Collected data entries
'''
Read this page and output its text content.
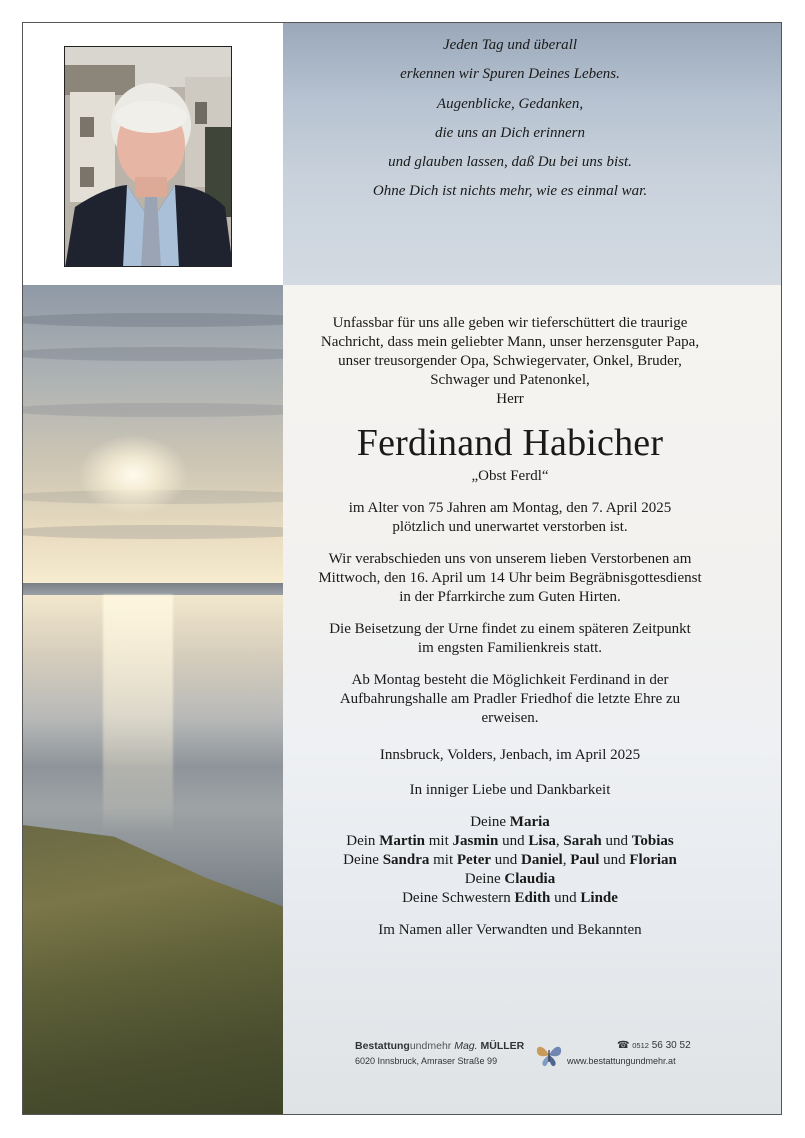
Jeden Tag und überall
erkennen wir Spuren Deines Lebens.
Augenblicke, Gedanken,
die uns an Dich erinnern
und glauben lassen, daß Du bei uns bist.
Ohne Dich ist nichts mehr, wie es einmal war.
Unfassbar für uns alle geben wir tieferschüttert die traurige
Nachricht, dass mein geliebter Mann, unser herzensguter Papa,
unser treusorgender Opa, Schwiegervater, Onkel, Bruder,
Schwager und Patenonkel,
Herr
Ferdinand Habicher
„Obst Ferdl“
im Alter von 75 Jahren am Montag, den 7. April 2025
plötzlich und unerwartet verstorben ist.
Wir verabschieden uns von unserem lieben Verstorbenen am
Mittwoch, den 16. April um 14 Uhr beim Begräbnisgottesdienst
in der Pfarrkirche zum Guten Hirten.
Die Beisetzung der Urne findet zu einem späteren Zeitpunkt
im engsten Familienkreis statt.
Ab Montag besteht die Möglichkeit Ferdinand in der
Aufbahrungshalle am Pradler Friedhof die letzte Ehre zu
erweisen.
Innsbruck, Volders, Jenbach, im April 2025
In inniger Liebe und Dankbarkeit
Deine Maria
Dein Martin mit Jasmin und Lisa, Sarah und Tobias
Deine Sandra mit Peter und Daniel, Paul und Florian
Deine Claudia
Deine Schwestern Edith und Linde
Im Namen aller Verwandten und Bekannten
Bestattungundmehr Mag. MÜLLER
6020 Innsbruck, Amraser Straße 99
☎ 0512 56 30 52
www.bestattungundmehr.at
'''
'''
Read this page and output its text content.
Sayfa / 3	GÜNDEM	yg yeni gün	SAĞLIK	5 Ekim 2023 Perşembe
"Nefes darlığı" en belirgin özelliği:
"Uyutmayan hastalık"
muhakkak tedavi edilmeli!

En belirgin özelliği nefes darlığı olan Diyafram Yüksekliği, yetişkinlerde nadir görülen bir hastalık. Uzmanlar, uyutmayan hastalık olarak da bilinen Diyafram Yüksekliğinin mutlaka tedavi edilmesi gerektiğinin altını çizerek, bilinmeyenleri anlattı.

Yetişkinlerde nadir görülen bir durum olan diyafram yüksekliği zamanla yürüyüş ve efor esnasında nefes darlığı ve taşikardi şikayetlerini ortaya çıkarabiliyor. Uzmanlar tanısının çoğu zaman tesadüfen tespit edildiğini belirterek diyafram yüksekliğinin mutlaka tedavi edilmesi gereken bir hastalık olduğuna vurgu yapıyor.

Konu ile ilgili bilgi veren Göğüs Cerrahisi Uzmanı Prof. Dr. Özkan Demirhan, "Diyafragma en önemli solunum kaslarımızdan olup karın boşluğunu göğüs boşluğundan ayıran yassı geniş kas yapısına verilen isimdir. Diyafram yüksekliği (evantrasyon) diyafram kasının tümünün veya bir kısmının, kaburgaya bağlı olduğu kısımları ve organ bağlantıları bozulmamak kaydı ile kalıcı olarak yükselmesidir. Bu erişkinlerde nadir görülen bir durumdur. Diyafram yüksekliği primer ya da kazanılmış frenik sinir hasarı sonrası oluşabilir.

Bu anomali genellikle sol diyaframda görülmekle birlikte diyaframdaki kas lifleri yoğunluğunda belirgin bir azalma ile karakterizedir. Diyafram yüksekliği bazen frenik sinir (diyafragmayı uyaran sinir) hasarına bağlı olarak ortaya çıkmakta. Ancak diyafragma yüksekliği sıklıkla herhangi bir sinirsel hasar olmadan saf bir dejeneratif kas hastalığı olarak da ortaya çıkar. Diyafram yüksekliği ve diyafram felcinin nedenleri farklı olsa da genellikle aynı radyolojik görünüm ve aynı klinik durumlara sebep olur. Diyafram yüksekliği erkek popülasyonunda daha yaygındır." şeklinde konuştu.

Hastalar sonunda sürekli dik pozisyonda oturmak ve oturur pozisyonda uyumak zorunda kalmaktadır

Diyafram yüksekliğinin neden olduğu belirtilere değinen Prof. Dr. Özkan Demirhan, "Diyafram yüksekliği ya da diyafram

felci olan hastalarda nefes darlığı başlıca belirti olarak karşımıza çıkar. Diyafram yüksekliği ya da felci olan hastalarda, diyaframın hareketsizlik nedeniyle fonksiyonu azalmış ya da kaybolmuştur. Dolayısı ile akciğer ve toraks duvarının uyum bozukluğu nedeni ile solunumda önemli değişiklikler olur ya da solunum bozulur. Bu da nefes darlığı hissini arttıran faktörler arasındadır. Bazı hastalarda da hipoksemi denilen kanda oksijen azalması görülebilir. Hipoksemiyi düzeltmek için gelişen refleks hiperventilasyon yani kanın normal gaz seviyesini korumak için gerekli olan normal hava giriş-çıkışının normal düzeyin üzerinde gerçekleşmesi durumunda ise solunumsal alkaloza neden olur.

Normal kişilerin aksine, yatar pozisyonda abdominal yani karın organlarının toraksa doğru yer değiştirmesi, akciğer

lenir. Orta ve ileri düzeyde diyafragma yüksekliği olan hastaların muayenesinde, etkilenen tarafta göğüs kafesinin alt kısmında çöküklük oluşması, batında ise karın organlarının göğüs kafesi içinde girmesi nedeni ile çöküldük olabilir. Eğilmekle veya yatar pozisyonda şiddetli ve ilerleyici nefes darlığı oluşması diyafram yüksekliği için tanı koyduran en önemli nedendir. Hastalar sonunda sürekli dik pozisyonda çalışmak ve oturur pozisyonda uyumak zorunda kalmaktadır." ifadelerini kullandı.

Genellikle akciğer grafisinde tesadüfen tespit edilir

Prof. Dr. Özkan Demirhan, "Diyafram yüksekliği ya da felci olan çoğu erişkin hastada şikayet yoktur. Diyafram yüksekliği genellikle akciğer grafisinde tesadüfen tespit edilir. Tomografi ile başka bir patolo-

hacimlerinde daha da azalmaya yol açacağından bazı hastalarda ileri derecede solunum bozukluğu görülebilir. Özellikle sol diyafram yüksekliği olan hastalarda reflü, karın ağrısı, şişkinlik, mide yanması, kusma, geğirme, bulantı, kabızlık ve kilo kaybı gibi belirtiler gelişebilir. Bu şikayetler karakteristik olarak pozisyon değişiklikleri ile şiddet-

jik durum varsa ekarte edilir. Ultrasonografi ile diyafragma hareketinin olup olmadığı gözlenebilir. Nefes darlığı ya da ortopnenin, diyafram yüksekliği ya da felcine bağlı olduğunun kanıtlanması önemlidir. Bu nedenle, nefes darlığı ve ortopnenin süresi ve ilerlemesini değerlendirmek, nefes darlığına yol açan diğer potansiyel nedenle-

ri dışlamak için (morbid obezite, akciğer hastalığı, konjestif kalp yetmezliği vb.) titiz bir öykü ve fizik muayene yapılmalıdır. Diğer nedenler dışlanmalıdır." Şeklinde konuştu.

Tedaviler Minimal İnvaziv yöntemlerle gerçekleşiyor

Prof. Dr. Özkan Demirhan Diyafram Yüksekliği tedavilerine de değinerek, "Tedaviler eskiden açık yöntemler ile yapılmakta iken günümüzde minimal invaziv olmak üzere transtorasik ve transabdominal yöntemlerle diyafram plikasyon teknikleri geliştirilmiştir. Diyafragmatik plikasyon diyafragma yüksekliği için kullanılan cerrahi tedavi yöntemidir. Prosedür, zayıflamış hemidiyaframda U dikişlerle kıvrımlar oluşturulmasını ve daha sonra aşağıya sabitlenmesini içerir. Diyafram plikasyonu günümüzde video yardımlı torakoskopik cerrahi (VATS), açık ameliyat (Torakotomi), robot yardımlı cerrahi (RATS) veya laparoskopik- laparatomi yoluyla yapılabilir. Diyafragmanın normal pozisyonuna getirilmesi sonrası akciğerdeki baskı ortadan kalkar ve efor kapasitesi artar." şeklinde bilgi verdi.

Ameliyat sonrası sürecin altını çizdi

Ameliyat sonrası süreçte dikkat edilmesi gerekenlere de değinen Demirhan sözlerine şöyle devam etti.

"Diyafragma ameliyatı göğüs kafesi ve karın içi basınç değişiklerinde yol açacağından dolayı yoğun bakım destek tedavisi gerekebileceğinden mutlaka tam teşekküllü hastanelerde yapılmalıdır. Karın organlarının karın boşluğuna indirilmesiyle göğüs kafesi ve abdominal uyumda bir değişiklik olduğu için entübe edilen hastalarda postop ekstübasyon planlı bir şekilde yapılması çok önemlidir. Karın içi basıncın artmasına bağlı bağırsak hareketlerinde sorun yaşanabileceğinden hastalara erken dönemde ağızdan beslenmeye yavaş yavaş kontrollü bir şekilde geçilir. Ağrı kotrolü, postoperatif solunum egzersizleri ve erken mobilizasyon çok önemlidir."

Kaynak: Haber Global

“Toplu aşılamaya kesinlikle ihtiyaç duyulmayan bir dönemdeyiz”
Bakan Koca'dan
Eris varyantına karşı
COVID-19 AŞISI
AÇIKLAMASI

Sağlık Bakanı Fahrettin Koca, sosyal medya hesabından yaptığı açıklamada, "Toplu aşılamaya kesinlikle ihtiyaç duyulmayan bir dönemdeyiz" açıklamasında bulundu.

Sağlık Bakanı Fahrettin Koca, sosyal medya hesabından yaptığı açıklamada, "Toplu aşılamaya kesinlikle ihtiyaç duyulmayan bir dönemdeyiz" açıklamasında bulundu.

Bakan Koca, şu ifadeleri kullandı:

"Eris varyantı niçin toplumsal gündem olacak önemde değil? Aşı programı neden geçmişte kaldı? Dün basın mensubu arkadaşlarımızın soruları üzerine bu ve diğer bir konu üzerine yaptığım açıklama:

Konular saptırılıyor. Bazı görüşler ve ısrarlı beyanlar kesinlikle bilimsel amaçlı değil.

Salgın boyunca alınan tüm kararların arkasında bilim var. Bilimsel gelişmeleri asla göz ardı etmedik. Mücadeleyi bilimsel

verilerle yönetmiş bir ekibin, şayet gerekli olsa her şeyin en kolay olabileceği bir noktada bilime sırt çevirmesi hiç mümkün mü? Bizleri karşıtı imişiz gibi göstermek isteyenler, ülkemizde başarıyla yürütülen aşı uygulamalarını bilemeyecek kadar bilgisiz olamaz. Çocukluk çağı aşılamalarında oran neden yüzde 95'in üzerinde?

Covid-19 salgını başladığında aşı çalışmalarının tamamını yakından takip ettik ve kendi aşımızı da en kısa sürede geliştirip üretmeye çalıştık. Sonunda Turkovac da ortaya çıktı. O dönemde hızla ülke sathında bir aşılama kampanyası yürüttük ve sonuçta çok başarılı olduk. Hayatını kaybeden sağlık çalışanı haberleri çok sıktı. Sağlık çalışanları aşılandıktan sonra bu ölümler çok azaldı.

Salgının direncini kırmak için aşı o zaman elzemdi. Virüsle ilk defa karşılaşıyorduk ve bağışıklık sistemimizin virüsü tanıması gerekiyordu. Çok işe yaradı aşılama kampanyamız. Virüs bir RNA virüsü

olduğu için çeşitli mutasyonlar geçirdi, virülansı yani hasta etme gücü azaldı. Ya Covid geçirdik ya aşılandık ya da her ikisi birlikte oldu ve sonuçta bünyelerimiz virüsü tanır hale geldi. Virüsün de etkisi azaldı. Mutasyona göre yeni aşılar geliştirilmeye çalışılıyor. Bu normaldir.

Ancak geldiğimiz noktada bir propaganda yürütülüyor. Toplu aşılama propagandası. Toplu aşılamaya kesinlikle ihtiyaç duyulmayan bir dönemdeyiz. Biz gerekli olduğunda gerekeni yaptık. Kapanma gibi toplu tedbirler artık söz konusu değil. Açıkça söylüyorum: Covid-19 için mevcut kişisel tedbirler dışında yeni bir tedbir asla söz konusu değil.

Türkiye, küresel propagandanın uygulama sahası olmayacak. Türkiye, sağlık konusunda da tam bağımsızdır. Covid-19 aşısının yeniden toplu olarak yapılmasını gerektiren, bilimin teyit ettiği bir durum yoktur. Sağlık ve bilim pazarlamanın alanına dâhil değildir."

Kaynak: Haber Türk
'''
'''
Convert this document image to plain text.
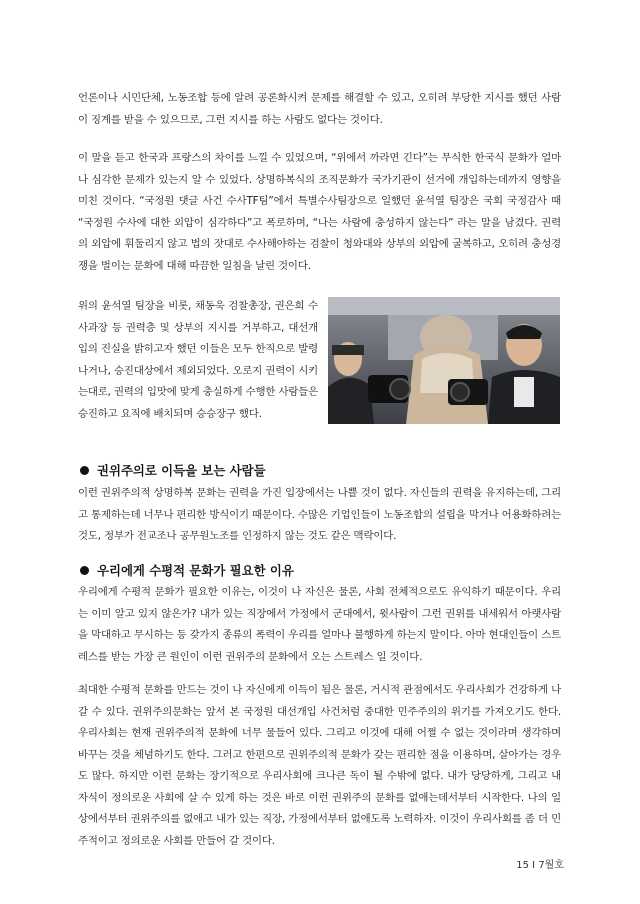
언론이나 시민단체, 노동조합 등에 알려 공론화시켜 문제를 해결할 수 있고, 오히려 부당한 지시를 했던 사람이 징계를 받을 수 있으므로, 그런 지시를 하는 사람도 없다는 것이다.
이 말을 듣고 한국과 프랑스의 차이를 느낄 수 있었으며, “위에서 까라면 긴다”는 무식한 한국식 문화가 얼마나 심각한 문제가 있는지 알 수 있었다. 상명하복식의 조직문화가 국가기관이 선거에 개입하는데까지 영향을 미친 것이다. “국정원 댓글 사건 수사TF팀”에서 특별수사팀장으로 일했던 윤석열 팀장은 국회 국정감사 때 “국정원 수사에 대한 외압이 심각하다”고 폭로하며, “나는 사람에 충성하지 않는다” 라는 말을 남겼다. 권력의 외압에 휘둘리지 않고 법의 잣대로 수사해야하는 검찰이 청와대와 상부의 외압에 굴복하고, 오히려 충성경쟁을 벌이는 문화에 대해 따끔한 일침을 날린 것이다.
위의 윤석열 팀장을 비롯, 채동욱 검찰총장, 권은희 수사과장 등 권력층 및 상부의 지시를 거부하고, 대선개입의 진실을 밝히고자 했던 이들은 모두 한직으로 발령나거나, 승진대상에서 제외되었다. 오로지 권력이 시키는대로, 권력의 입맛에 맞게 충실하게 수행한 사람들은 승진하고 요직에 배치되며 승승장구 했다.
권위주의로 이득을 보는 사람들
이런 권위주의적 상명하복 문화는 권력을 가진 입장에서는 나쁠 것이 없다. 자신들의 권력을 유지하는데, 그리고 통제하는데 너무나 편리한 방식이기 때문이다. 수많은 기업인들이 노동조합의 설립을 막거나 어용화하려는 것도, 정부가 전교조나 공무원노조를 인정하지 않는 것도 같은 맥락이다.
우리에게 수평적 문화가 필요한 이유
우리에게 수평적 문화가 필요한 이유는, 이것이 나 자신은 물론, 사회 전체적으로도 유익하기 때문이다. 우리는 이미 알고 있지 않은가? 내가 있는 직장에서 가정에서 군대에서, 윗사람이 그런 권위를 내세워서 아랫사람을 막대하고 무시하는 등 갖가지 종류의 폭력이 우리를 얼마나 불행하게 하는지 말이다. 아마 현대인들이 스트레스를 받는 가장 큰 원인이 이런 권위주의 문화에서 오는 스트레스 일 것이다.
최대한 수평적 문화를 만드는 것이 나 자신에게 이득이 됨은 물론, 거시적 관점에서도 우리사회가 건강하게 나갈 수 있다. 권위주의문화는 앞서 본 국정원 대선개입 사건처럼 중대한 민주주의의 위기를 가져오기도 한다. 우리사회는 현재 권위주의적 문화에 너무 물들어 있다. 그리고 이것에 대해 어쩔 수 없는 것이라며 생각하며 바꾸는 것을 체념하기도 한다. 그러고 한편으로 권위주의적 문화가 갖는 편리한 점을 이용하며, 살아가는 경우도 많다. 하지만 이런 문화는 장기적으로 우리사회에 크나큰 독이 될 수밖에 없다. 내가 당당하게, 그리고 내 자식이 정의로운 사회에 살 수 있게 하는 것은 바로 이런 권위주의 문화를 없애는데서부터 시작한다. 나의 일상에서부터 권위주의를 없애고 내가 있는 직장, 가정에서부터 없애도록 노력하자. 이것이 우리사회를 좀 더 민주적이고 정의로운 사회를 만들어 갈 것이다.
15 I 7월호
'''
GIVEN REQUEST
Identify and copy all lines with the word "yapılmalıdır".

SOLUTION TO THIS PROBLEM
ri dışlamak için (morbid obezite, akciğer hastalığı, konjestif kalp yetmezliği vb.) titiz bir öykü ve fizik muayene yapılmalıdır. Diğer nedenler dışlanmalıdır." Şeklinde konuştu.
"Diyafragma ameliyatı göğüs kafesi ve karın içi basınç değişiklerinde yol açacağından dolayı yoğun bakım destek tedavisi gerekebileceğinden mutlaka tam teşekküllü hastanelerde yapılmalıdır. Karın organlarının karın boşluğuna indirilmesiyle göğüs kafesi ve abdominal uyumda bir değişiklik olduğu için entübe edilen hastalarda postop ekstübasyon planlı bir şekilde yapılması çok önemlidir. Karın içi basıncın artmasına bağlı bağırsak hareketlerinde sorun yaşanabileceğinden hastalara erken dönemde ağızdan beslenmeye yavaş yavaş kontrollü bir şekilde geçilir. Ağrı kotrolü, postoperatif solunum egzersizleri ve erken mobilizasyon çok önemlidir."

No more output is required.